>> START

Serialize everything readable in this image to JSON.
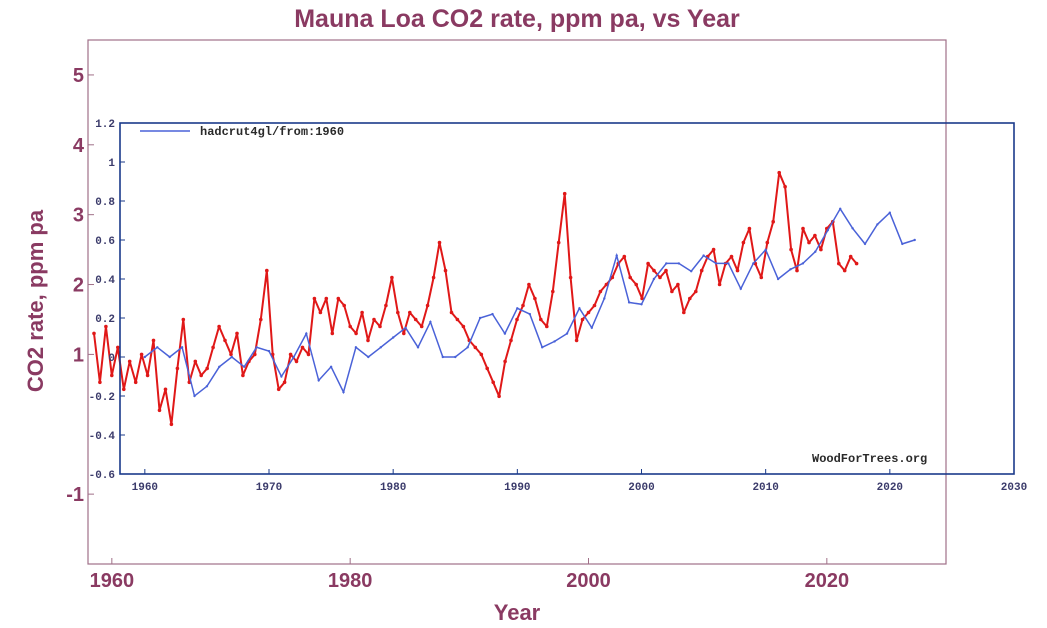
{
  "chart_data": [
    {
      "type": "line",
      "title": "Mauna Loa CO2 rate, ppm pa, vs Year",
      "xlabel": "Year",
      "ylabel": "CO2 rate, ppm pa",
      "xlim": [
        1958,
        2030
      ],
      "ylim": [
        -2,
        5.5
      ],
      "x_ticks": [
        1960,
        1980,
        2000,
        2020
      ],
      "x_tick_labels": [
        "1960",
        "1980",
        "2000",
        "2020"
      ],
      "y_ticks": [
        -1,
        1,
        2,
        3,
        4,
        5
      ],
      "y_tick_labels": [
        "-1",
        "1",
        "2",
        "3",
        "4",
        "5"
      ],
      "color": "#e01818",
      "series": [
        {
          "name": "Mauna Loa CO2 rate (monthly)",
          "x": [
            1958.5,
            1959,
            1959.5,
            1960,
            1960.5,
            1961,
            1961.5,
            1962,
            1962.5,
            1963,
            1963.5,
            1964,
            1964.5,
            1965,
            1965.5,
            1966,
            1966.5,
            1967,
            1967.5,
            1968,
            1968.5,
            1969,
            1969.5,
            1970,
            1970.5,
            1971,
            1971.5,
            1972,
            1972.5,
            1973,
            1973.5,
            1974,
            1974.5,
            1975,
            1975.5,
            1976,
            1976.5,
            1977,
            1977.5,
            1978,
            1978.5,
            1979,
            1979.5,
            1980,
            1980.5,
            1981,
            1981.5,
            1982,
            1982.5,
            1983,
            1983.5,
            1984,
            1984.5,
            1985,
            1985.5,
            1986,
            1986.5,
            1987,
            1987.5,
            1988,
            1988.5,
            1989,
            1989.5,
            1990,
            1990.5,
            1991,
            1991.5,
            1992,
            1992.5,
            1993,
            1993.5,
            1994,
            1994.5,
            1995,
            1995.5,
            1996,
            1996.5,
            1997,
            1997.5,
            1998,
            1998.5,
            1999,
            1999.5,
            2000,
            2000.5,
            2001,
            2001.5,
            2002,
            2002.5,
            2003,
            2003.5,
            2004,
            2004.5,
            2005,
            2005.5,
            2006,
            2006.5,
            2007,
            2007.5,
            2008,
            2008.5,
            2009,
            2009.5,
            2010,
            2010.5,
            2011,
            2011.5,
            2012,
            2012.5,
            2013,
            2013.5,
            2014,
            2014.5,
            2015,
            2015.5,
            2016,
            2016.5,
            2017,
            2017.5,
            2018,
            2018.5,
            2019,
            2019.5,
            2020,
            2020.5,
            2021,
            2021.5,
            2022,
            2022.5
          ],
          "y": [
            1.3,
            0.6,
            1.4,
            0.7,
            1.1,
            0.5,
            0.9,
            0.6,
            1.0,
            0.7,
            1.2,
            0.2,
            0.5,
            0.0,
            0.8,
            1.5,
            0.6,
            0.9,
            0.7,
            0.8,
            1.1,
            1.4,
            1.2,
            1.0,
            1.3,
            0.7,
            0.9,
            1.0,
            1.5,
            2.2,
            1.0,
            0.5,
            0.6,
            1.0,
            0.9,
            1.1,
            1.0,
            1.8,
            1.6,
            1.8,
            1.3,
            1.8,
            1.7,
            1.4,
            1.3,
            1.6,
            1.2,
            1.5,
            1.4,
            1.7,
            2.1,
            1.6,
            1.3,
            1.6,
            1.5,
            1.4,
            1.7,
            2.1,
            2.6,
            2.2,
            1.6,
            1.5,
            1.4,
            1.2,
            1.1,
            1.0,
            0.8,
            0.6,
            0.4,
            0.9,
            1.2,
            1.5,
            1.7,
            2.0,
            1.8,
            1.5,
            1.4,
            1.9,
            2.6,
            3.3,
            2.1,
            1.2,
            1.5,
            1.6,
            1.7,
            1.9,
            2.0,
            2.1,
            2.3,
            2.4,
            2.1,
            2.0,
            1.8,
            2.3,
            2.2,
            2.1,
            2.2,
            1.9,
            2.0,
            1.6,
            1.8,
            1.9,
            2.2,
            2.4,
            2.5,
            2.0,
            2.3,
            2.4,
            2.2,
            2.6,
            2.8,
            2.3,
            2.1,
            2.6,
            2.9,
            3.6,
            3.4,
            2.5,
            2.2,
            2.8,
            2.6,
            2.7,
            2.5,
            2.8,
            2.9,
            2.3,
            2.2,
            2.4,
            2.3
          ]
        }
      ]
    },
    {
      "type": "line",
      "credit": "WoodForTrees.org",
      "legend_position": "top-left",
      "xlim": [
        1958,
        2030
      ],
      "ylim": [
        -0.6,
        1.2
      ],
      "x_ticks": [
        1960,
        1970,
        1980,
        1990,
        2000,
        2010,
        2020,
        2030
      ],
      "x_tick_labels": [
        "1960",
        "1970",
        "1980",
        "1990",
        "2000",
        "2010",
        "2020",
        "2030"
      ],
      "y_ticks": [
        -0.6,
        -0.4,
        -0.2,
        0,
        0.2,
        0.4,
        0.6,
        0.8,
        1,
        1.2
      ],
      "y_tick_labels": [
        "-0.6",
        "-0.4",
        "-0.2",
        "0",
        "0.2",
        "0.4",
        "0.6",
        "0.8",
        "1",
        "1.2"
      ],
      "color": "#4a62d8",
      "series": [
        {
          "name": "hadcrut4gl/from:1960",
          "x": [
            1960,
            1961,
            1962,
            1963,
            1964,
            1965,
            1966,
            1967,
            1968,
            1969,
            1970,
            1971,
            1972,
            1973,
            1974,
            1975,
            1976,
            1977,
            1978,
            1979,
            1980,
            1981,
            1982,
            1983,
            1984,
            1985,
            1986,
            1987,
            1988,
            1989,
            1990,
            1991,
            1992,
            1993,
            1994,
            1995,
            1996,
            1997,
            1998,
            1999,
            2000,
            2001,
            2002,
            2003,
            2004,
            2005,
            2006,
            2007,
            2008,
            2009,
            2010,
            2011,
            2012,
            2013,
            2014,
            2015,
            2016,
            2017,
            2018,
            2019,
            2020,
            2021,
            2022
          ],
          "y": [
            0.0,
            0.05,
            0.0,
            0.05,
            -0.2,
            -0.15,
            -0.05,
            0.0,
            -0.05,
            0.05,
            0.03,
            -0.1,
            0.0,
            0.12,
            -0.12,
            -0.05,
            -0.18,
            0.05,
            0.0,
            0.05,
            0.1,
            0.15,
            0.05,
            0.18,
            0.0,
            0.0,
            0.05,
            0.2,
            0.22,
            0.12,
            0.25,
            0.22,
            0.05,
            0.08,
            0.12,
            0.25,
            0.15,
            0.3,
            0.52,
            0.28,
            0.27,
            0.4,
            0.48,
            0.48,
            0.44,
            0.52,
            0.48,
            0.48,
            0.35,
            0.48,
            0.55,
            0.4,
            0.45,
            0.48,
            0.54,
            0.65,
            0.76,
            0.66,
            0.58,
            0.68,
            0.74,
            0.58,
            0.6
          ]
        }
      ]
    }
  ]
}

>> END

● **Directive**
Pick out every line holding the string "name" and return it.

● **Exercise output**
          "name": "Mauna Loa CO2 rate (monthly)",
          "name": "hadcrut4gl/from:1960",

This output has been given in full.